__MATERIAL PROVIDED__:

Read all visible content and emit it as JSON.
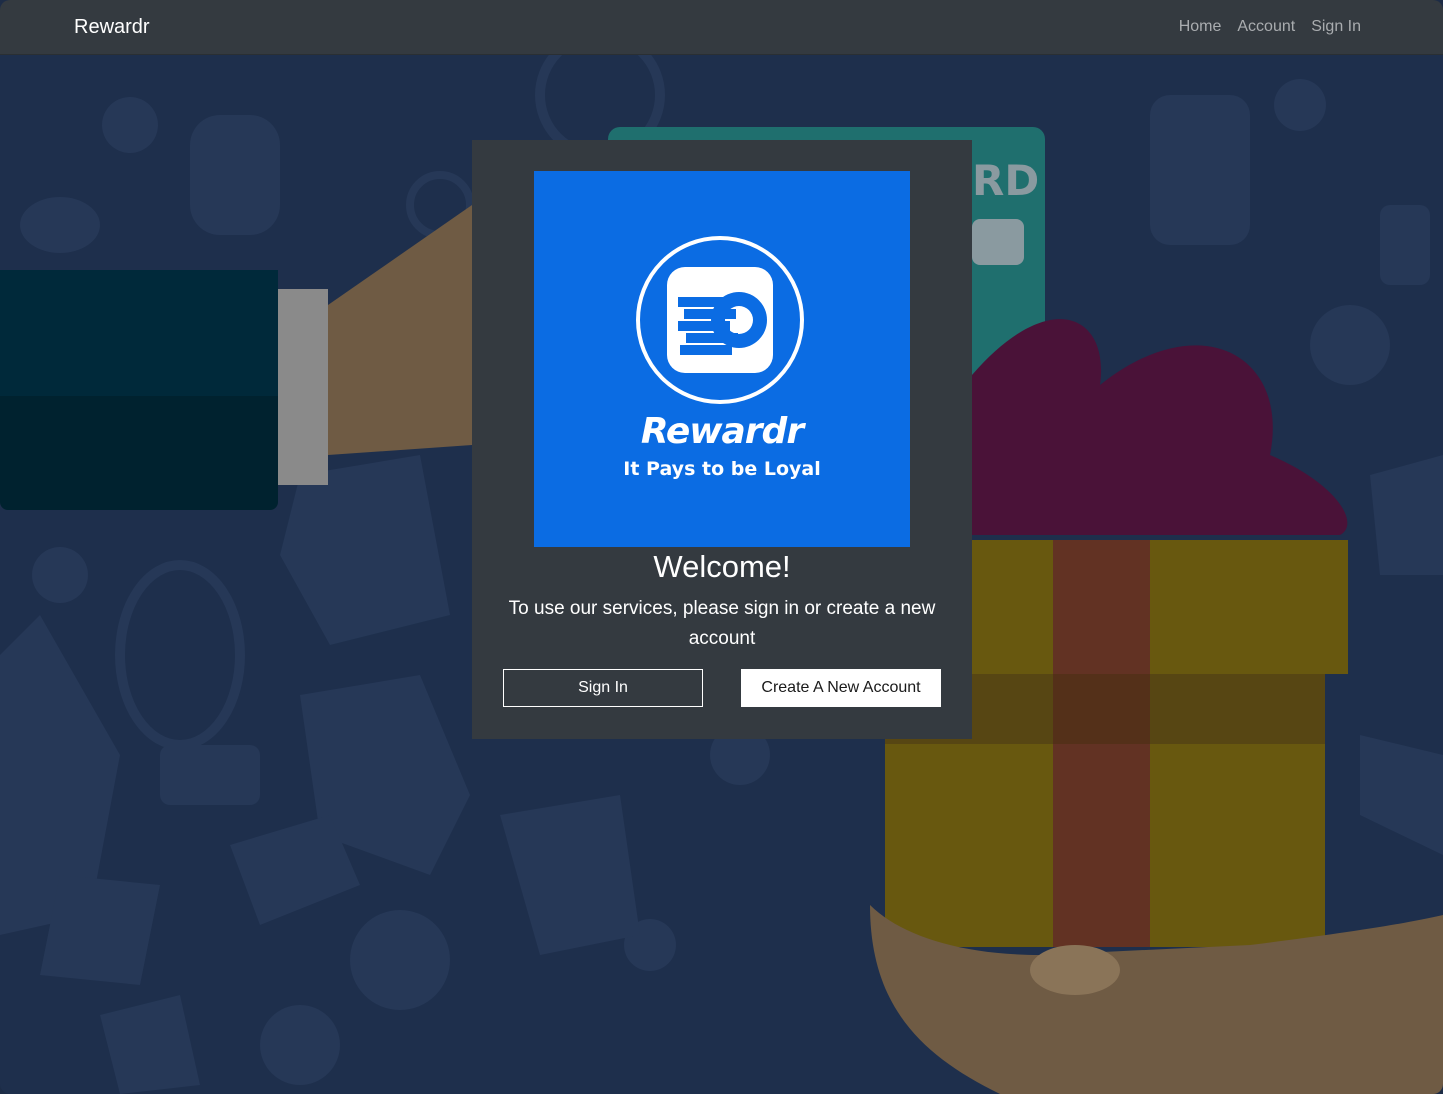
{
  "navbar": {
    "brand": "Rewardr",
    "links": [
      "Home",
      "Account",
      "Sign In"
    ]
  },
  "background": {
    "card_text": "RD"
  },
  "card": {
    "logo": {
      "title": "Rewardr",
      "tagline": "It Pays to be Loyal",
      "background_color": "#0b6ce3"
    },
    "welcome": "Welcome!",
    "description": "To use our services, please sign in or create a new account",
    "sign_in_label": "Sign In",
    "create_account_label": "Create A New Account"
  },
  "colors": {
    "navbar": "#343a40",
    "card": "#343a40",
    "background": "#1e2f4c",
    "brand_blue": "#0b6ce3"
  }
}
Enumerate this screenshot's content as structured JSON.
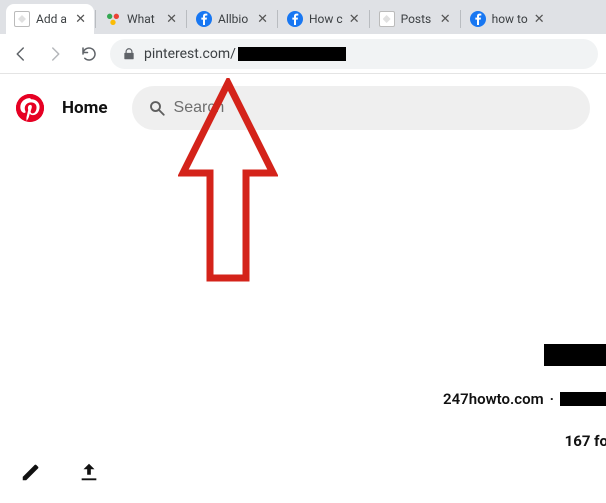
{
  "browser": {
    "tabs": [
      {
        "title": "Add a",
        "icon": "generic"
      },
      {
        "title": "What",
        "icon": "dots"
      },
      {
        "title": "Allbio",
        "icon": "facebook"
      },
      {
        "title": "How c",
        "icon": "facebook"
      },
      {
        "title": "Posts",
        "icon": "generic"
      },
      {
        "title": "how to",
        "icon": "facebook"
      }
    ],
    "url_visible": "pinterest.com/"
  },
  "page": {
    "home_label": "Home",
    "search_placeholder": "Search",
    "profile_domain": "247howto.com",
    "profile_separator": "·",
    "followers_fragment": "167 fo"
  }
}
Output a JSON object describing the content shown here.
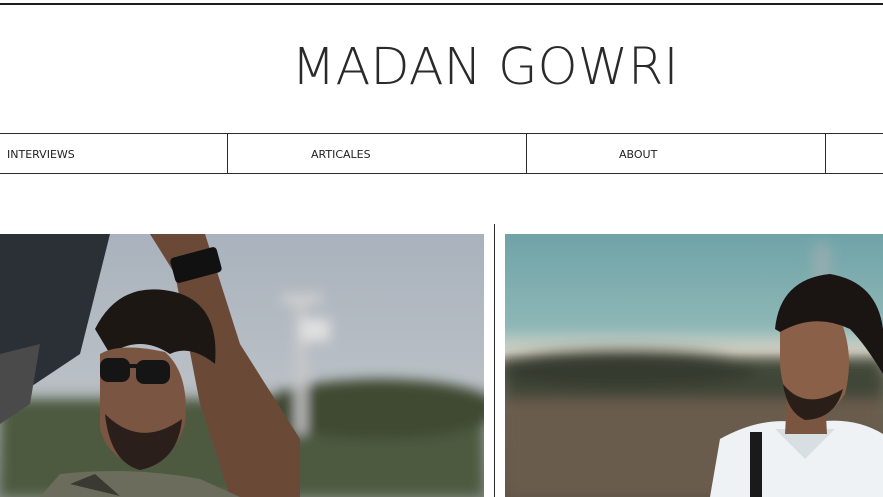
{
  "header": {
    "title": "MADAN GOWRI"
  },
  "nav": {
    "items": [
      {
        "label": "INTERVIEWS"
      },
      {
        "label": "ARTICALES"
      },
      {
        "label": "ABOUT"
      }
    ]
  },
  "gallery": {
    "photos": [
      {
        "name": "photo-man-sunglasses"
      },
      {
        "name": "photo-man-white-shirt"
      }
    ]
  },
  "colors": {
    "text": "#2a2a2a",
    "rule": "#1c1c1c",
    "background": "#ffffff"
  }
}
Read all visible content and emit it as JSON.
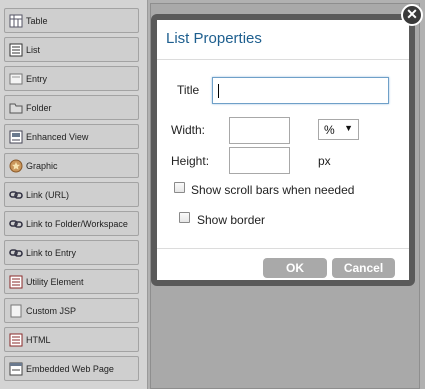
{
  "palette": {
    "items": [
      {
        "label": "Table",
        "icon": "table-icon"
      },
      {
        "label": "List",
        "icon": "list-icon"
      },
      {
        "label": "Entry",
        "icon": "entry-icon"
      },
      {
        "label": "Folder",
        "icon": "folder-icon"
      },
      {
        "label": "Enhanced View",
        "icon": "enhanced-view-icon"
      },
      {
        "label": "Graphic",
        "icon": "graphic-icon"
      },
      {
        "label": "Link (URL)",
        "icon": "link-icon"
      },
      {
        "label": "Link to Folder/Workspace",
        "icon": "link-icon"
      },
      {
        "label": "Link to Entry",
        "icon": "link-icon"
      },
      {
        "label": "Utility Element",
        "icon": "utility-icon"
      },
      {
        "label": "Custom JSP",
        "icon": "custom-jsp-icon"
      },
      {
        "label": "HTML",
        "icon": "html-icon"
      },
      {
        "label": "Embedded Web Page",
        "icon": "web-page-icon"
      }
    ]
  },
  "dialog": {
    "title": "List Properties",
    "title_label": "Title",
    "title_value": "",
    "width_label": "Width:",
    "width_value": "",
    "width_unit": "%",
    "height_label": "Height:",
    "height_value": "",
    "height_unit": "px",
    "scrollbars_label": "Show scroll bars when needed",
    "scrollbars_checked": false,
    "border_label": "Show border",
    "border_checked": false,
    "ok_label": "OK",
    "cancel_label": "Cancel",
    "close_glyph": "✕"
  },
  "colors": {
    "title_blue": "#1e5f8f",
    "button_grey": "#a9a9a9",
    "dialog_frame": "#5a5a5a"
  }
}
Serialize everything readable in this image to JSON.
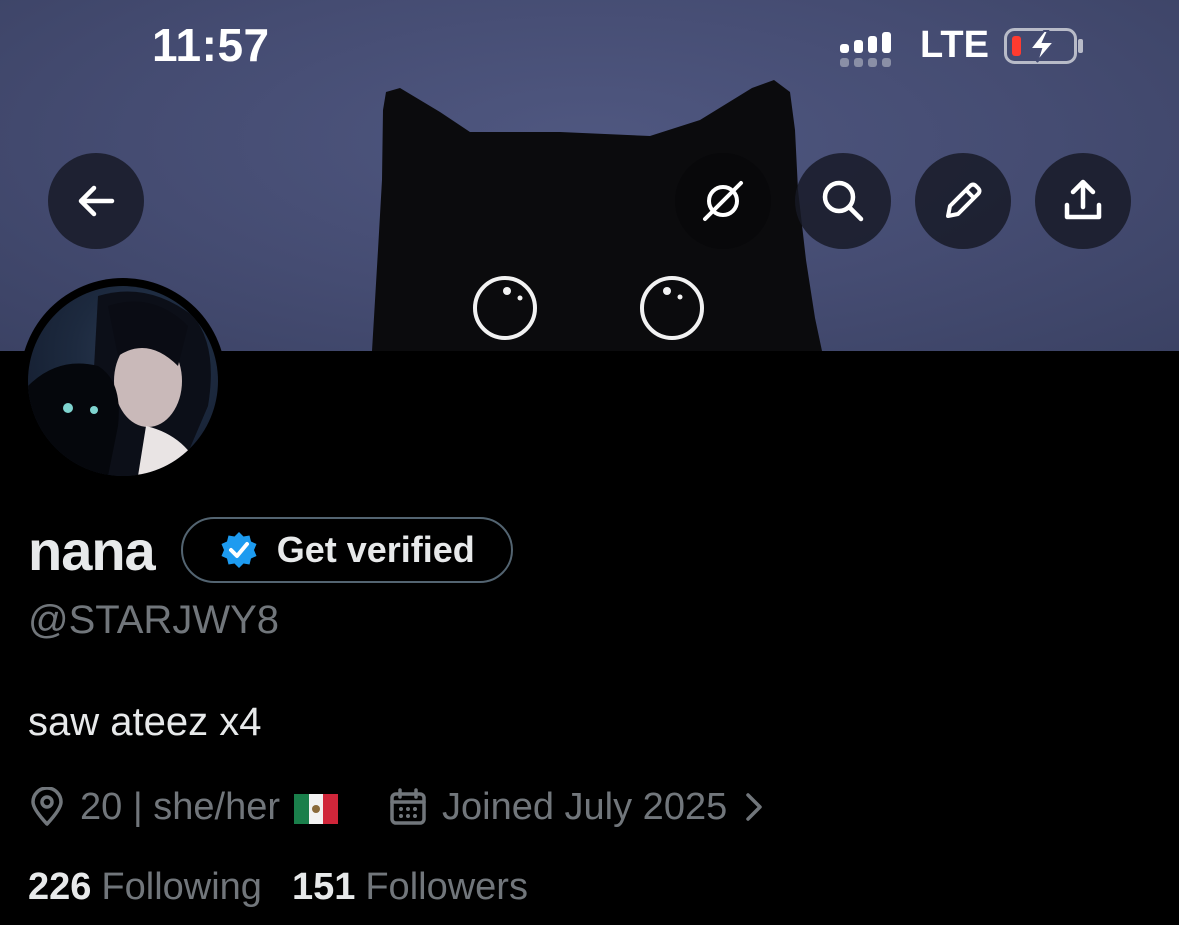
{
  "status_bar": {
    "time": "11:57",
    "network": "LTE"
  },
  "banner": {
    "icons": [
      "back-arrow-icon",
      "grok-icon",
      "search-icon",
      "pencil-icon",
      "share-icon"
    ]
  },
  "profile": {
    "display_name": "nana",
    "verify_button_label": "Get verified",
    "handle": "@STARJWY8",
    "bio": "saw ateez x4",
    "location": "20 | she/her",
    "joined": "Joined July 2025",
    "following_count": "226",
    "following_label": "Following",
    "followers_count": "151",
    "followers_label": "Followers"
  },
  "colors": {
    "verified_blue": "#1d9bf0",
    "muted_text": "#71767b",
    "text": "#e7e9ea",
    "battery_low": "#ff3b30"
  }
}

__STATED TASK__: Transcribe each line above verbatim, with the pictures left out.

__COMPLETE OUTPUT__:
Read all visible content and emit it as JSON.
{
  "navbar": {
    "brand": "Rewardr",
    "links": [
      "Home",
      "Account",
      "Sign In"
    ]
  },
  "background": {
    "card_text": "RD"
  },
  "card": {
    "logo": {
      "title": "Rewardr",
      "tagline": "It Pays to be Loyal",
      "background_color": "#0b6ce3"
    },
    "welcome": "Welcome!",
    "description": "To use our services, please sign in or create a new account",
    "sign_in_label": "Sign In",
    "create_account_label": "Create A New Account"
  },
  "colors": {
    "navbar": "#343a40",
    "card": "#343a40",
    "background": "#1e2f4c",
    "brand_blue": "#0b6ce3"
  }
}
Enumerate this screenshot's content as structured JSON.
{
  "browser": {
    "tabs": [
      {
        "title": "Add a",
        "icon": "generic"
      },
      {
        "title": "What",
        "icon": "dots"
      },
      {
        "title": "Allbio",
        "icon": "facebook"
      },
      {
        "title": "How c",
        "icon": "facebook"
      },
      {
        "title": "Posts",
        "icon": "generic"
      },
      {
        "title": "how to",
        "icon": "facebook"
      }
    ],
    "url_visible": "pinterest.com/"
  },
  "page": {
    "home_label": "Home",
    "search_placeholder": "Search",
    "profile_domain": "247howto.com",
    "profile_separator": "·",
    "followers_fragment": "167 fo"
  }
}
Output a JSON object describing the content shown here.
{
  "header": {
    "title": "MADAN GOWRI"
  },
  "nav": {
    "items": [
      {
        "label": "INTERVIEWS"
      },
      {
        "label": "ARTICALES"
      },
      {
        "label": "ABOUT"
      }
    ]
  },
  "gallery": {
    "photos": [
      {
        "name": "photo-man-sunglasses"
      },
      {
        "name": "photo-man-white-shirt"
      }
    ]
  },
  "colors": {
    "text": "#2a2a2a",
    "rule": "#1c1c1c",
    "background": "#ffffff"
  }
}
Read all visible content and emit it as JSON.
{
  "palette": {
    "items": [
      {
        "label": "Table",
        "icon": "table-icon"
      },
      {
        "label": "List",
        "icon": "list-icon"
      },
      {
        "label": "Entry",
        "icon": "entry-icon"
      },
      {
        "label": "Folder",
        "icon": "folder-icon"
      },
      {
        "label": "Enhanced View",
        "icon": "enhanced-view-icon"
      },
      {
        "label": "Graphic",
        "icon": "graphic-icon"
      },
      {
        "label": "Link (URL)",
        "icon": "link-icon"
      },
      {
        "label": "Link to Folder/Workspace",
        "icon": "link-icon"
      },
      {
        "label": "Link to Entry",
        "icon": "link-icon"
      },
      {
        "label": "Utility Element",
        "icon": "utility-icon"
      },
      {
        "label": "Custom JSP",
        "icon": "custom-jsp-icon"
      },
      {
        "label": "HTML",
        "icon": "html-icon"
      },
      {
        "label": "Embedded Web Page",
        "icon": "web-page-icon"
      }
    ]
  },
  "dialog": {
    "title": "List Properties",
    "title_label": "Title",
    "title_value": "",
    "width_label": "Width:",
    "width_value": "",
    "width_unit": "%",
    "height_label": "Height:",
    "height_value": "",
    "height_unit": "px",
    "scrollbars_label": "Show scroll bars when needed",
    "scrollbars_checked": false,
    "border_label": "Show border",
    "border_checked": false,
    "ok_label": "OK",
    "cancel_label": "Cancel",
    "close_glyph": "✕"
  },
  "colors": {
    "title_blue": "#1e5f8f",
    "button_grey": "#a9a9a9",
    "dialog_frame": "#5a5a5a"
  }
}
Serialize everything readable in this image to JSON.
{
  "status_bar": {
    "time": "11:57",
    "network": "LTE"
  },
  "banner": {
    "icons": [
      "back-arrow-icon",
      "grok-icon",
      "search-icon",
      "pencil-icon",
      "share-icon"
    ]
  },
  "profile": {
    "display_name": "nana",
    "verify_button_label": "Get verified",
    "handle": "@STARJWY8",
    "bio": "saw ateez x4",
    "location": "20 | she/her",
    "joined": "Joined July 2025",
    "following_count": "226",
    "following_label": "Following",
    "followers_count": "151",
    "followers_label": "Followers"
  },
  "colors": {
    "verified_blue": "#1d9bf0",
    "muted_text": "#71767b",
    "text": "#e7e9ea",
    "battery_low": "#ff3b30"
  }
}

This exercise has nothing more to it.